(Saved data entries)
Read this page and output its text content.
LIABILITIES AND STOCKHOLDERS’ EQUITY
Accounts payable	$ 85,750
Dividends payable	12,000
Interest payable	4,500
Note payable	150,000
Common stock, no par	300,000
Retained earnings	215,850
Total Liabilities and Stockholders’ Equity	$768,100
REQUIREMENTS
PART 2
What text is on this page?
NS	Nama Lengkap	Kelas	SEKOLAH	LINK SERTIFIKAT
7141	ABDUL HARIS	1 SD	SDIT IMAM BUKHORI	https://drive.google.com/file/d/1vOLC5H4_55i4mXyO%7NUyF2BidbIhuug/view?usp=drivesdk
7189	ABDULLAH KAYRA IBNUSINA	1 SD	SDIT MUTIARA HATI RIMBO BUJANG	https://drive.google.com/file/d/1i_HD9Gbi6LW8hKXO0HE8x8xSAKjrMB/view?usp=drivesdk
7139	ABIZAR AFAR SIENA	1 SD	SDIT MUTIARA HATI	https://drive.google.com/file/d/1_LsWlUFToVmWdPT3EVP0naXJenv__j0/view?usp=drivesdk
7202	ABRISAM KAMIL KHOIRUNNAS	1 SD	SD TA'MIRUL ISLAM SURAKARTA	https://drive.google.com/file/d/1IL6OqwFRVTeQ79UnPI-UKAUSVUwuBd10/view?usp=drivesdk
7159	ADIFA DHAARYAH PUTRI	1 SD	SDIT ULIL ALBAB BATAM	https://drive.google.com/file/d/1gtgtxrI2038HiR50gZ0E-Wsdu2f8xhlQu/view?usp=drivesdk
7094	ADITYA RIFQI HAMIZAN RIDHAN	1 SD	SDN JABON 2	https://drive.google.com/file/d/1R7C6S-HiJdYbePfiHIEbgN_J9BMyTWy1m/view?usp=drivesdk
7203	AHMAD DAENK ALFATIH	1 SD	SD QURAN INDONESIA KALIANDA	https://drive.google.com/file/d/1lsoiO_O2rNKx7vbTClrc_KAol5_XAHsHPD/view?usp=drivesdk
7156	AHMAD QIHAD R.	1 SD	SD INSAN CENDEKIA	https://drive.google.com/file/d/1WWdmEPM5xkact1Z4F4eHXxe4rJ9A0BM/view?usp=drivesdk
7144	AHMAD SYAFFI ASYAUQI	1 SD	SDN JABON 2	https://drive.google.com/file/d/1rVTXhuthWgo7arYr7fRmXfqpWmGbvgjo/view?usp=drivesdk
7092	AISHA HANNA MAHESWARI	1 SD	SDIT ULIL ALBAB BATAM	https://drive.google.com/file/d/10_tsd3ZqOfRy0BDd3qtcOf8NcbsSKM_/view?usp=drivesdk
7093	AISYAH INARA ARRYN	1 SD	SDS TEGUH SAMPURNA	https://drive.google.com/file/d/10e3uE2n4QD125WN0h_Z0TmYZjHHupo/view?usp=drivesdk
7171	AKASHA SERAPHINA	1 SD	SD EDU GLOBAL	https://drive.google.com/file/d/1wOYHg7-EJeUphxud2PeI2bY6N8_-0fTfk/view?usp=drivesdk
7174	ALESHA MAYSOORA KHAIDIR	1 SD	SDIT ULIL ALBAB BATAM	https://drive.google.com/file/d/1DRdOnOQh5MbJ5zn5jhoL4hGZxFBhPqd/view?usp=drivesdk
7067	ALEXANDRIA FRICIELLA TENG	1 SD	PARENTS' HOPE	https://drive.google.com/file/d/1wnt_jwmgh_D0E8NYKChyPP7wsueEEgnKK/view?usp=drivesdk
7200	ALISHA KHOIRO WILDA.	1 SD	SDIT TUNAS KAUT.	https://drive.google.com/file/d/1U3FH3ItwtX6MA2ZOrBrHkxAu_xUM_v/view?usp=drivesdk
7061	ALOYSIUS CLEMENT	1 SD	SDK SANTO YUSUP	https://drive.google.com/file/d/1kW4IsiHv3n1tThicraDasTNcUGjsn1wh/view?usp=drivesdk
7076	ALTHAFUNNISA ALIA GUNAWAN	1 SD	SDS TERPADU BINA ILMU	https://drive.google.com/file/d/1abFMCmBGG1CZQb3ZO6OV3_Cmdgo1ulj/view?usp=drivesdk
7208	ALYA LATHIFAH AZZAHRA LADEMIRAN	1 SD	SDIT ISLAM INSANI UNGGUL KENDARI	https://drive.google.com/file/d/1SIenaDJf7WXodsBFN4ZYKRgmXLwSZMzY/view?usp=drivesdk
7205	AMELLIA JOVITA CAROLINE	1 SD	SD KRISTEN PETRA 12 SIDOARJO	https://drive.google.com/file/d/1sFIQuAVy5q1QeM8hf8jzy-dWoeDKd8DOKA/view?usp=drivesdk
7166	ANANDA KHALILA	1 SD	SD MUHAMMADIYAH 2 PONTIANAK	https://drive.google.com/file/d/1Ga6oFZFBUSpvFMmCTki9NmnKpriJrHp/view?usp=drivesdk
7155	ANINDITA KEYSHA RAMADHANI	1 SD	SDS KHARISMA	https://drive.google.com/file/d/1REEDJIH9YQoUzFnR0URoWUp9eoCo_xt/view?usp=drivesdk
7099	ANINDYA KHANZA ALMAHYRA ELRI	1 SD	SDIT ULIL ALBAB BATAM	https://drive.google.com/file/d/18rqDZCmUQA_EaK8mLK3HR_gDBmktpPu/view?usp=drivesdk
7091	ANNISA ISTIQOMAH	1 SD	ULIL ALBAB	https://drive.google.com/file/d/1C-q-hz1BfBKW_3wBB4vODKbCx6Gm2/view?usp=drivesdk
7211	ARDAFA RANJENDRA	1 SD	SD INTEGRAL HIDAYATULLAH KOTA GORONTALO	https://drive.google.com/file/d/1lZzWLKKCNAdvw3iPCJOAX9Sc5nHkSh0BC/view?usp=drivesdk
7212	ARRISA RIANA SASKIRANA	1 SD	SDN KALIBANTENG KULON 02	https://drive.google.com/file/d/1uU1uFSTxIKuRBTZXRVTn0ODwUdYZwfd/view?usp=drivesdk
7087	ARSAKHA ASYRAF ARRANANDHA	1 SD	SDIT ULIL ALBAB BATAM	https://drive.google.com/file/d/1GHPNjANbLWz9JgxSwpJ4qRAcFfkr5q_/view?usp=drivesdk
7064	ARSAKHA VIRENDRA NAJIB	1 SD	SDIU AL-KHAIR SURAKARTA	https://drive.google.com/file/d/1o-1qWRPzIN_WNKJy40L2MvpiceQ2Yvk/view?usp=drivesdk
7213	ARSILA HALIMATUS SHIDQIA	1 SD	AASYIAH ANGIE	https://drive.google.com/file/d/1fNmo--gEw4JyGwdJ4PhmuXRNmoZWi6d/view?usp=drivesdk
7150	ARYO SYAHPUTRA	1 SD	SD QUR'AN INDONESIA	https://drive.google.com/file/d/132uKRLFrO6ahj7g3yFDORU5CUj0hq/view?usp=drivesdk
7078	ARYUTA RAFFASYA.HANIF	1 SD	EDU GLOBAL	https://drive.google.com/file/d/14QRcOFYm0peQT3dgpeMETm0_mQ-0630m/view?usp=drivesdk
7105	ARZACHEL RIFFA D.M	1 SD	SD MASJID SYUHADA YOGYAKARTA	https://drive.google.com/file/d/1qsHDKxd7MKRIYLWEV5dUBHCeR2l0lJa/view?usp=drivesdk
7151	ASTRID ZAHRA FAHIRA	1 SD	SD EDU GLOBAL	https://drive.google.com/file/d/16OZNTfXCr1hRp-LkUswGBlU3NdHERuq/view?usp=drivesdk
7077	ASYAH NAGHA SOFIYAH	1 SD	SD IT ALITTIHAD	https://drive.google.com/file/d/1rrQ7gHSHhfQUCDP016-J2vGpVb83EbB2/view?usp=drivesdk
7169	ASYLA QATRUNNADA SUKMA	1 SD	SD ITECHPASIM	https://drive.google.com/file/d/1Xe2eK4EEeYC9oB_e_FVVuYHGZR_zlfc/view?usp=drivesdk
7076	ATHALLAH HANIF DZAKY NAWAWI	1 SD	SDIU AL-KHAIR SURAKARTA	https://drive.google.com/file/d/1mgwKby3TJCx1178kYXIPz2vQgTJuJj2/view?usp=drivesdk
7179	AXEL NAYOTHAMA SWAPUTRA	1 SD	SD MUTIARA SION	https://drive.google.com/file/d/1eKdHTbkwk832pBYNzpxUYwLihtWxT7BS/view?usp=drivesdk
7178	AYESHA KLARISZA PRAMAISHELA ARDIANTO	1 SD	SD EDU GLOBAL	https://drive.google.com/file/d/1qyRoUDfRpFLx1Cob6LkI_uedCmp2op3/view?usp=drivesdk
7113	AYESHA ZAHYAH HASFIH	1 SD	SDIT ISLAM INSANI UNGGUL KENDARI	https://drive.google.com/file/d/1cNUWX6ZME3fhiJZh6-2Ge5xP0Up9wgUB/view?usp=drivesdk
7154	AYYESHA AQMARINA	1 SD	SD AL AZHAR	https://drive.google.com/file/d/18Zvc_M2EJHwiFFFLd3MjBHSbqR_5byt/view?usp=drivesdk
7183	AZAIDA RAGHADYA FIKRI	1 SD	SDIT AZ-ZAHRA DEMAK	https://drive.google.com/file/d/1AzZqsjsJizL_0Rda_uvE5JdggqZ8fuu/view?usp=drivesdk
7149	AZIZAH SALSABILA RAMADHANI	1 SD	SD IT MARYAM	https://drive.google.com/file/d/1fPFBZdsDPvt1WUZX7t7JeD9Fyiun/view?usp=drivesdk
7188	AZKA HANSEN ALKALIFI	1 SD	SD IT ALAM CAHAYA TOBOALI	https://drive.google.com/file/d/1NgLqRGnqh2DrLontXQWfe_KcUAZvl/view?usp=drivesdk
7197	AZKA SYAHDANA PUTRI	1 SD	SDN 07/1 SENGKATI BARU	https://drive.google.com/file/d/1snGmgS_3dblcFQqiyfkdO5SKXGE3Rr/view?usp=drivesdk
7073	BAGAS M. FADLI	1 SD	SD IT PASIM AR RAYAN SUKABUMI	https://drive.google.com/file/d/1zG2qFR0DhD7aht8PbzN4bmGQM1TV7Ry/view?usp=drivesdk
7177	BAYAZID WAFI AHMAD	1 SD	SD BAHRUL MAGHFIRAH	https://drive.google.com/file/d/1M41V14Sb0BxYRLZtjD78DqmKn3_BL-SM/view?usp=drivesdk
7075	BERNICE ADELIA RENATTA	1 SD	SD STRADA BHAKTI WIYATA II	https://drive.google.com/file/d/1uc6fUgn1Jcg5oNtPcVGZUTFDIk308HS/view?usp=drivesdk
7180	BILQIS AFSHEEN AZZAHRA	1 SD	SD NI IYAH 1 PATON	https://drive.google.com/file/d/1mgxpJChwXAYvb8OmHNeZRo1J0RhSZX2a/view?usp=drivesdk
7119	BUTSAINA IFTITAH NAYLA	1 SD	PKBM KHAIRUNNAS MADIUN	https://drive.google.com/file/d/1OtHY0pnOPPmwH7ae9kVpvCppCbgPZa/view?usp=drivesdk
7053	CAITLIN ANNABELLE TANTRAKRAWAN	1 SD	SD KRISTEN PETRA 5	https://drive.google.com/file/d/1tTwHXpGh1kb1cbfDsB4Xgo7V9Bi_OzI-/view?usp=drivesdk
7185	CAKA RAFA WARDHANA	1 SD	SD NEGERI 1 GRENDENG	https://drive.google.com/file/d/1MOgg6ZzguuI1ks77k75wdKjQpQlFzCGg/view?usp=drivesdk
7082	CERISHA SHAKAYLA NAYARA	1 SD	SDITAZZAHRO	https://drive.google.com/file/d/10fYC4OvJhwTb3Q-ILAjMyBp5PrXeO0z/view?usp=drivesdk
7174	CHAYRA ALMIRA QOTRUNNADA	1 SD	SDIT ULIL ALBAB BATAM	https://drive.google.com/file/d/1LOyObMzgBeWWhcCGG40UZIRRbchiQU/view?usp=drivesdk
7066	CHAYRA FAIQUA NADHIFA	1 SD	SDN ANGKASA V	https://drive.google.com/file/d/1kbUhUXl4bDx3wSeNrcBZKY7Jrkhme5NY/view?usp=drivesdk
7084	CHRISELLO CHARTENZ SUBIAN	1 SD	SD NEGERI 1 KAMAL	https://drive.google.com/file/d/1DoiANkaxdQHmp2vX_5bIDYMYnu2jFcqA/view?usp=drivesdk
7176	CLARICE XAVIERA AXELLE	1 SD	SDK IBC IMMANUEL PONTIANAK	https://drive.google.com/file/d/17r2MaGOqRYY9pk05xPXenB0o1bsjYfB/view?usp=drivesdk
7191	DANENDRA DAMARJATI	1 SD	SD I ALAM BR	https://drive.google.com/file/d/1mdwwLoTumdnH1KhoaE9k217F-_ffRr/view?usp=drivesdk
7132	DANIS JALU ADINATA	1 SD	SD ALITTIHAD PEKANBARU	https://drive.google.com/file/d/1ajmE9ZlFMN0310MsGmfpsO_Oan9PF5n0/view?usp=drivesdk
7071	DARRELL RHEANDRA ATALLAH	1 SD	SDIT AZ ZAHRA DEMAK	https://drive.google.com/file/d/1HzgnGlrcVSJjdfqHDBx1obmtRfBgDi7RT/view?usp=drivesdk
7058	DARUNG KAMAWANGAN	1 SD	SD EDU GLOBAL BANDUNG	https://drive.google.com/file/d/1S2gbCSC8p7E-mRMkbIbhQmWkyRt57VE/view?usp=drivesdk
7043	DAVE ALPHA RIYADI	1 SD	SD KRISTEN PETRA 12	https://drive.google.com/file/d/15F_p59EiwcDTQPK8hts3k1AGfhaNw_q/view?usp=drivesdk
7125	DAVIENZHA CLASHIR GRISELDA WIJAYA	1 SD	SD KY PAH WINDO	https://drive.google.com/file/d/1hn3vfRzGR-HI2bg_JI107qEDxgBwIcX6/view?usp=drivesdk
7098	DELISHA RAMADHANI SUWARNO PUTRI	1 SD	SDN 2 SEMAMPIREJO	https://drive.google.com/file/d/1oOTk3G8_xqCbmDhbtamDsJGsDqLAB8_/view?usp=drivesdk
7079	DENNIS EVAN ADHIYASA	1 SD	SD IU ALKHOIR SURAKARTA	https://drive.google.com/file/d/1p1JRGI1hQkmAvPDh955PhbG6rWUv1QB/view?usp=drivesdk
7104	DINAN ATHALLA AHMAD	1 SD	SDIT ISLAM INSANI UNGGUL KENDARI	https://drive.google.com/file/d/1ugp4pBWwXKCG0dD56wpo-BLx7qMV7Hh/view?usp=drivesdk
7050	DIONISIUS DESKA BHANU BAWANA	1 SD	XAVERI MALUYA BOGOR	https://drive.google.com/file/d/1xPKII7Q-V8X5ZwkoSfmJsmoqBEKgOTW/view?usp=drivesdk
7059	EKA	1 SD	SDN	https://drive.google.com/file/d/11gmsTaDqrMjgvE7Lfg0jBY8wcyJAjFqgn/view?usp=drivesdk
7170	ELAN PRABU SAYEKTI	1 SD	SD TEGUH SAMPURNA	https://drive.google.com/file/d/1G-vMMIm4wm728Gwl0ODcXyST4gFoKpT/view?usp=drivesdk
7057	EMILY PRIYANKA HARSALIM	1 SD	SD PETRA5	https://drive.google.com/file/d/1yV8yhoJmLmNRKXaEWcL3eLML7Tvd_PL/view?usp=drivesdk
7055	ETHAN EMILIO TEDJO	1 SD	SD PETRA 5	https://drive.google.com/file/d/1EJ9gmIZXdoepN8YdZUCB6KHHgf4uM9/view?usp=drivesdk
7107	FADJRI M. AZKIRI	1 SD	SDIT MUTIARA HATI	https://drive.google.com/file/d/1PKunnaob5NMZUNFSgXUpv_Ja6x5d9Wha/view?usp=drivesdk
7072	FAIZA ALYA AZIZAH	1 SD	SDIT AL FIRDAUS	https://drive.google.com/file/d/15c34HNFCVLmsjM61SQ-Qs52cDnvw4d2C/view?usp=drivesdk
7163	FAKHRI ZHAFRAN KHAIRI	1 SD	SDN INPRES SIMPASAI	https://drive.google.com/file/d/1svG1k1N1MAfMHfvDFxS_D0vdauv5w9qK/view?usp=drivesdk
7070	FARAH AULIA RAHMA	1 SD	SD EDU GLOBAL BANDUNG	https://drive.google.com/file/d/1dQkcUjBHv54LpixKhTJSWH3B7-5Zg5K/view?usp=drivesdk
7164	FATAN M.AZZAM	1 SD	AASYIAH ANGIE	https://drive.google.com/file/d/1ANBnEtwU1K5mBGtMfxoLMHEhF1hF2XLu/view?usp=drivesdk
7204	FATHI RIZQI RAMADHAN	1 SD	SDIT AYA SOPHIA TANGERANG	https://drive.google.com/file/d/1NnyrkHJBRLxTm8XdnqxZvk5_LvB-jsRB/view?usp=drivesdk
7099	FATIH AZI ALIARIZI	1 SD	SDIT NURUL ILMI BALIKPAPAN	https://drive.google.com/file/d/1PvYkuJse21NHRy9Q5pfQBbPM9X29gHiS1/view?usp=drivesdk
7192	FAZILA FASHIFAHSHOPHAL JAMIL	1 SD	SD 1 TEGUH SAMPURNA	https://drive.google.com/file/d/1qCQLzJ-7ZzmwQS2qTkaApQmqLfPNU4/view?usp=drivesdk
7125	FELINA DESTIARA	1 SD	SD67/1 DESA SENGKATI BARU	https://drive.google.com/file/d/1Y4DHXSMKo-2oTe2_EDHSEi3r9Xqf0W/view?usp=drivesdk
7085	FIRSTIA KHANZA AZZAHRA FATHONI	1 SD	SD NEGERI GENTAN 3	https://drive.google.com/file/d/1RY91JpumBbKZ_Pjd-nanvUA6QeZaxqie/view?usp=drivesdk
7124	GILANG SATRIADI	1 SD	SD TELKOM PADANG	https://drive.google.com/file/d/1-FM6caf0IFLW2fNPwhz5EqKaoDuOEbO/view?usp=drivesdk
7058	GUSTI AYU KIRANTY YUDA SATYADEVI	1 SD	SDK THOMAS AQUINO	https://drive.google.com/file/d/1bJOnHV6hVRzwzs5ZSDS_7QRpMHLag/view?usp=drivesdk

- WHAT YOU NEED TO DO -
Show, from the listing above, each line that contains the word "PONTIANAK".

- WRITTEN SOLUTION -
7166	ANANDA KHALILA	1 SD	SD MUHAMMADIYAH 2 PONTIANAK	https://drive.google.com/file/d/1Ga6oFZFBUSpvFMmCTki9NmnKpriJrHp/view?usp=drivesdk
7176	CLARICE XAVIERA AXELLE	1 SD	SDK IBC IMMANUEL PONTIANAK	https://drive.google.com/file/d/17r2MaGOqRYY9pk05xPXenB0o1bsjYfB/view?usp=drivesdk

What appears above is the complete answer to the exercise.